• _What this task involves_: Your answer is a single number: how many lines hold the word "quickstart"?

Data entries
*****

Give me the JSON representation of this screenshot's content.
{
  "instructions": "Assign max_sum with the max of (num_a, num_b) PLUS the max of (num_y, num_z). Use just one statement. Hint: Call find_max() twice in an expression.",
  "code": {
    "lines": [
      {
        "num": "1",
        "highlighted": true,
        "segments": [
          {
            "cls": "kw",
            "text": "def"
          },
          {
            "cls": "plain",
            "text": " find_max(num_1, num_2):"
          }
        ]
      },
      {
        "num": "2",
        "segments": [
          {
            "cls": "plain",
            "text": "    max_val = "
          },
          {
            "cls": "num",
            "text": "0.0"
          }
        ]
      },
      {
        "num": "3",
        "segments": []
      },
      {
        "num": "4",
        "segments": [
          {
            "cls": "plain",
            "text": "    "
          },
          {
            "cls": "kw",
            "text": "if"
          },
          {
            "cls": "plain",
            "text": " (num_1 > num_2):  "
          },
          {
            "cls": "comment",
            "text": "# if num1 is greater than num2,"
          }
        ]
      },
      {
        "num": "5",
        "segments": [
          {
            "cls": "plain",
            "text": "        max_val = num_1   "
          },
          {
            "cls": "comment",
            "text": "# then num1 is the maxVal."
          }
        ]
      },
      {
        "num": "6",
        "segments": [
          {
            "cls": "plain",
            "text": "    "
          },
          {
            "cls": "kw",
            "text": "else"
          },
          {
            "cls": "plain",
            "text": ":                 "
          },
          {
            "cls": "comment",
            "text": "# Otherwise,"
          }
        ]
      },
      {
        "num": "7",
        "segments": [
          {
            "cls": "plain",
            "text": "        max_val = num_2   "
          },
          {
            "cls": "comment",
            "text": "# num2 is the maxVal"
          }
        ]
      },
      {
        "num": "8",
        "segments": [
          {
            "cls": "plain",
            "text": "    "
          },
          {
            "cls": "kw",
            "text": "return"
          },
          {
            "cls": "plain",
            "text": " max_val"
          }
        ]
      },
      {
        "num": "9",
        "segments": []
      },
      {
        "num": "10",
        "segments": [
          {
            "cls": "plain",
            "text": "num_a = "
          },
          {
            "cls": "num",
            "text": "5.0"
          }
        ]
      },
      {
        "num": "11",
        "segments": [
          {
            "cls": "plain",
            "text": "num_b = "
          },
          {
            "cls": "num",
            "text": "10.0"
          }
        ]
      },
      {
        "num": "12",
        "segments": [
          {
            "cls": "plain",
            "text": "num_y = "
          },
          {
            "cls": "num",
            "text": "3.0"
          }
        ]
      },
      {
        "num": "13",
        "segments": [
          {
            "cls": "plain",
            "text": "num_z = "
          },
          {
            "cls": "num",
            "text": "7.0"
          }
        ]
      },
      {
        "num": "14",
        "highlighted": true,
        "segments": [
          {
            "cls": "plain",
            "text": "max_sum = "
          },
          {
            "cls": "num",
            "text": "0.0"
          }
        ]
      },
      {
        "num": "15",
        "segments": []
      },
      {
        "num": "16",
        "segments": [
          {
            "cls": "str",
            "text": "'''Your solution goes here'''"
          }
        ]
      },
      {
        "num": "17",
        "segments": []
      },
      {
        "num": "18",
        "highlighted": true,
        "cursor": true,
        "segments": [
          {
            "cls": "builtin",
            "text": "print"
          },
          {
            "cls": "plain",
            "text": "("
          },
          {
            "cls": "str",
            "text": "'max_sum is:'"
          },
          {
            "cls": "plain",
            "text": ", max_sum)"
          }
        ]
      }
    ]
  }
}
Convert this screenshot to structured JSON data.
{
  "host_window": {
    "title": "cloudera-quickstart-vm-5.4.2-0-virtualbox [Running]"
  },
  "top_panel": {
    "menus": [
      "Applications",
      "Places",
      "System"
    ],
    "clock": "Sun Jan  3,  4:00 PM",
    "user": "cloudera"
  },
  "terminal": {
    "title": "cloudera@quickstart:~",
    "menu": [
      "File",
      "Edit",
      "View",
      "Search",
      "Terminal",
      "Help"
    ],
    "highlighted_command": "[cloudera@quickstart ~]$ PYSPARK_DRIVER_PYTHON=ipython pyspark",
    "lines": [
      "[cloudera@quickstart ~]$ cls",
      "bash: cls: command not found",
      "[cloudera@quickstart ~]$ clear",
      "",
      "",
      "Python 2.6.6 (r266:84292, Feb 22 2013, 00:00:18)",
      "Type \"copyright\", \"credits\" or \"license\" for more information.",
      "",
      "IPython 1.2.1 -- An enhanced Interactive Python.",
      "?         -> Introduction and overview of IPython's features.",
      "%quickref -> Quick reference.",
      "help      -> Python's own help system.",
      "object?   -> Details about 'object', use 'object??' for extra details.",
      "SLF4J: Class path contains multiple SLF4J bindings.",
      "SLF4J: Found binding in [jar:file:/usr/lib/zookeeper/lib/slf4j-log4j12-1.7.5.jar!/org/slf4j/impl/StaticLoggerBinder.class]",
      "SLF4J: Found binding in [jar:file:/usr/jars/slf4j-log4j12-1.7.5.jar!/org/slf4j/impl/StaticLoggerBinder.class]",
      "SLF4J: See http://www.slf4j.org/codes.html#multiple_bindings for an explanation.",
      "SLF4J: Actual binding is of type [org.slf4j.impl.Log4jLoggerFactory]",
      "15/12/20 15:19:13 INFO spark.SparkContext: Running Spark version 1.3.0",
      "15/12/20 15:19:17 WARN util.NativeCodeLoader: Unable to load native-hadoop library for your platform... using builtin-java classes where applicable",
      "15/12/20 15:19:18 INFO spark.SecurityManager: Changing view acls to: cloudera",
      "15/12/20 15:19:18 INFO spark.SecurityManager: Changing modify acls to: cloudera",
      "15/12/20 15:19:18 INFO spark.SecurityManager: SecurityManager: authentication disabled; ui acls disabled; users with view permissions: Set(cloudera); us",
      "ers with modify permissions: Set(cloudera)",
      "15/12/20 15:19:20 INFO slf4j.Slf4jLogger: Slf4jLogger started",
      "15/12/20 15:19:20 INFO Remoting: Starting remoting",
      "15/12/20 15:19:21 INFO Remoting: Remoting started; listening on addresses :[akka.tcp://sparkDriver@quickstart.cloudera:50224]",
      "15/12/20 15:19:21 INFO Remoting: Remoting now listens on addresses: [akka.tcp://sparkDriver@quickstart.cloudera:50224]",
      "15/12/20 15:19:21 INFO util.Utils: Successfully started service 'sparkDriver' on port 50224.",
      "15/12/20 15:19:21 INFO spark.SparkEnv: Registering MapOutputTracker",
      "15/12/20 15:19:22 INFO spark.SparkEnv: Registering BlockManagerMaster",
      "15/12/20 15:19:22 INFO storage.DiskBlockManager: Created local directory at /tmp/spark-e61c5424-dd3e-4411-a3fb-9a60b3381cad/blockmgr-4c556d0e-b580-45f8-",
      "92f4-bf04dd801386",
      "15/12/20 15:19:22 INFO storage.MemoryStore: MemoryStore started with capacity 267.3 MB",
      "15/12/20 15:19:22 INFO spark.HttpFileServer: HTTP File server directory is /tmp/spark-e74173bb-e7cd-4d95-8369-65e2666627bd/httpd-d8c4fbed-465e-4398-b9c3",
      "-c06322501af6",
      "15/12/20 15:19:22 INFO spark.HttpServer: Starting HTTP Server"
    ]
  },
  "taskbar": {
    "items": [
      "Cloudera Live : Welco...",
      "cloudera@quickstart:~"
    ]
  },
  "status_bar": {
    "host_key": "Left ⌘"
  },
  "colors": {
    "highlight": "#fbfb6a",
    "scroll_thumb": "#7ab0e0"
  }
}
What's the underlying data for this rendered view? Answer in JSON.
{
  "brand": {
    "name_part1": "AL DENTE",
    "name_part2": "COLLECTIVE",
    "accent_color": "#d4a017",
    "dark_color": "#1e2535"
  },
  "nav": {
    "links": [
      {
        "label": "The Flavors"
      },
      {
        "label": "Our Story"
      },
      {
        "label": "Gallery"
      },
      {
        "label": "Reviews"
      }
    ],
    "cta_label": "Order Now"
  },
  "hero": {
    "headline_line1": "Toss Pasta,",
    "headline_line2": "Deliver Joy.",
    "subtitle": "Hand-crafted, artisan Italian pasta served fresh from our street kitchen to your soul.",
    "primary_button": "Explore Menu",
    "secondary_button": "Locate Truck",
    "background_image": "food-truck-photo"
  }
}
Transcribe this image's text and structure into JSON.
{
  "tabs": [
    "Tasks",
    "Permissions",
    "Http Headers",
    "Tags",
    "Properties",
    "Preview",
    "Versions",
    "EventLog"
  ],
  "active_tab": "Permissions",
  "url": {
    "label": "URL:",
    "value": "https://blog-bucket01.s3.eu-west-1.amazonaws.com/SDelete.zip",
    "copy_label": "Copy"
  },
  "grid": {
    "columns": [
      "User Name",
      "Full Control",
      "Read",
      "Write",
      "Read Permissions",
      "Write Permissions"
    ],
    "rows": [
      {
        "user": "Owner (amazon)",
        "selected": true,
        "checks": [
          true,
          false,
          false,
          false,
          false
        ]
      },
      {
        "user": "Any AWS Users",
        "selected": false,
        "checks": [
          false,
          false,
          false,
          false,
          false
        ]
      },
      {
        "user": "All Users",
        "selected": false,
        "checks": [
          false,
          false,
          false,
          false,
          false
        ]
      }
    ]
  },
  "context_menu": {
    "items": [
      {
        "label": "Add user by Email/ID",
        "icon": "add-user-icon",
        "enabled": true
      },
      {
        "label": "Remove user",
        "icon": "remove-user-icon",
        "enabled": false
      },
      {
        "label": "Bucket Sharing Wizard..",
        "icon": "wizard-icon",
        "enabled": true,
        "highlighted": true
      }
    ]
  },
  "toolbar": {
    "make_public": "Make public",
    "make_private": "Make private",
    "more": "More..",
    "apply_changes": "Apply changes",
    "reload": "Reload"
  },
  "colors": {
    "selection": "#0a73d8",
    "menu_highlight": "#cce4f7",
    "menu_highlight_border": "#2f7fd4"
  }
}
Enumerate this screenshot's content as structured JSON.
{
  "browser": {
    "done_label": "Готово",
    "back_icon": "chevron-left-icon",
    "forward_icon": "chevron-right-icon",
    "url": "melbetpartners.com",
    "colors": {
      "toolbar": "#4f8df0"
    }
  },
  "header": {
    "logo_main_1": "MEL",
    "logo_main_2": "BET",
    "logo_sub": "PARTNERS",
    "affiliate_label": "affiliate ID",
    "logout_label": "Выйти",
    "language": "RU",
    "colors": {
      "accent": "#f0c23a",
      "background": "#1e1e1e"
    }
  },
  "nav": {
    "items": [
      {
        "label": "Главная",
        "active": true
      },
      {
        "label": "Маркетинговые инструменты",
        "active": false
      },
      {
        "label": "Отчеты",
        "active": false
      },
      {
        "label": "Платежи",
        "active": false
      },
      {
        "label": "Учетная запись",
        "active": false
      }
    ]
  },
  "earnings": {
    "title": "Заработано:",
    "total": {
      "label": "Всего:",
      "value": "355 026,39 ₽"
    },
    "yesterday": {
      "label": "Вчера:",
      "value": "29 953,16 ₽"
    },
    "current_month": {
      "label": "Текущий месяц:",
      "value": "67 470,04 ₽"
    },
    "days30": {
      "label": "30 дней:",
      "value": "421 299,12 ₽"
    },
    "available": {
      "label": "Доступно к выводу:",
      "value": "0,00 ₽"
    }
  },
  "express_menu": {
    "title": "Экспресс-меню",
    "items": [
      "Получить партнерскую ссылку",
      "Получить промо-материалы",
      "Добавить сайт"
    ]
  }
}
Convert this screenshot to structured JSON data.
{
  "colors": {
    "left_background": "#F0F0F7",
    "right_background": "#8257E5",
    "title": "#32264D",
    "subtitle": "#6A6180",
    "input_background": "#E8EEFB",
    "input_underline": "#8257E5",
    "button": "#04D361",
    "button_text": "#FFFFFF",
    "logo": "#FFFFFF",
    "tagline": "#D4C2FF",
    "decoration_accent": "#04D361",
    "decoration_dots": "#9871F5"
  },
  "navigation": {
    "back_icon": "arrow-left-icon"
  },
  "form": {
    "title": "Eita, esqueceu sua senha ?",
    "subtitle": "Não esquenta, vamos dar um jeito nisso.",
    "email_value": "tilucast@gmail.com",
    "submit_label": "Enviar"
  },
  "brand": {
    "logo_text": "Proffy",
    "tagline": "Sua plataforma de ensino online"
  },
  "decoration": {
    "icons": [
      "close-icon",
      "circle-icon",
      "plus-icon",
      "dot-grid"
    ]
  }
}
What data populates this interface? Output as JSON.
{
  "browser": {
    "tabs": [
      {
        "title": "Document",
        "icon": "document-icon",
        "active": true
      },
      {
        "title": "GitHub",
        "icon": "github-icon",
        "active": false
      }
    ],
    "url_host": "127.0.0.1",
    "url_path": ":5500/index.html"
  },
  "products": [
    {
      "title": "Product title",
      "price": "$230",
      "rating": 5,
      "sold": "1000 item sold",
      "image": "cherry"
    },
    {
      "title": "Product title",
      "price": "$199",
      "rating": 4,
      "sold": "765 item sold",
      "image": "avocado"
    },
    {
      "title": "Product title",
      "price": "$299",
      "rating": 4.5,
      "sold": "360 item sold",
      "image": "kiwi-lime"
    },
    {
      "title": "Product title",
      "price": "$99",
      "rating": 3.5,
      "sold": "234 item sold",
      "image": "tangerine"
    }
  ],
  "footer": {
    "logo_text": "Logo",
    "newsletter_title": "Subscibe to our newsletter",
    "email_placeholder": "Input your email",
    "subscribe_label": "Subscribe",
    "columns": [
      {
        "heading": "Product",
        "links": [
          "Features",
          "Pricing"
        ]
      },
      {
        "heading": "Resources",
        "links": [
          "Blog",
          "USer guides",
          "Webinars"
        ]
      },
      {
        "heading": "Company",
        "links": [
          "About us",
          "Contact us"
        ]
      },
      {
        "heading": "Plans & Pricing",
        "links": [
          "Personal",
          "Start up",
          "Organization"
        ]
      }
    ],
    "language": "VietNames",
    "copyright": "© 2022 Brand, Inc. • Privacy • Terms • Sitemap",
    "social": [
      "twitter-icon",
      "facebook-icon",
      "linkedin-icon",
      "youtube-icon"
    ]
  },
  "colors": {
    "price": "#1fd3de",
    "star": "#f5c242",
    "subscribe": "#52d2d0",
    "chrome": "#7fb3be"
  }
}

*****

• _Finished exercise_: 8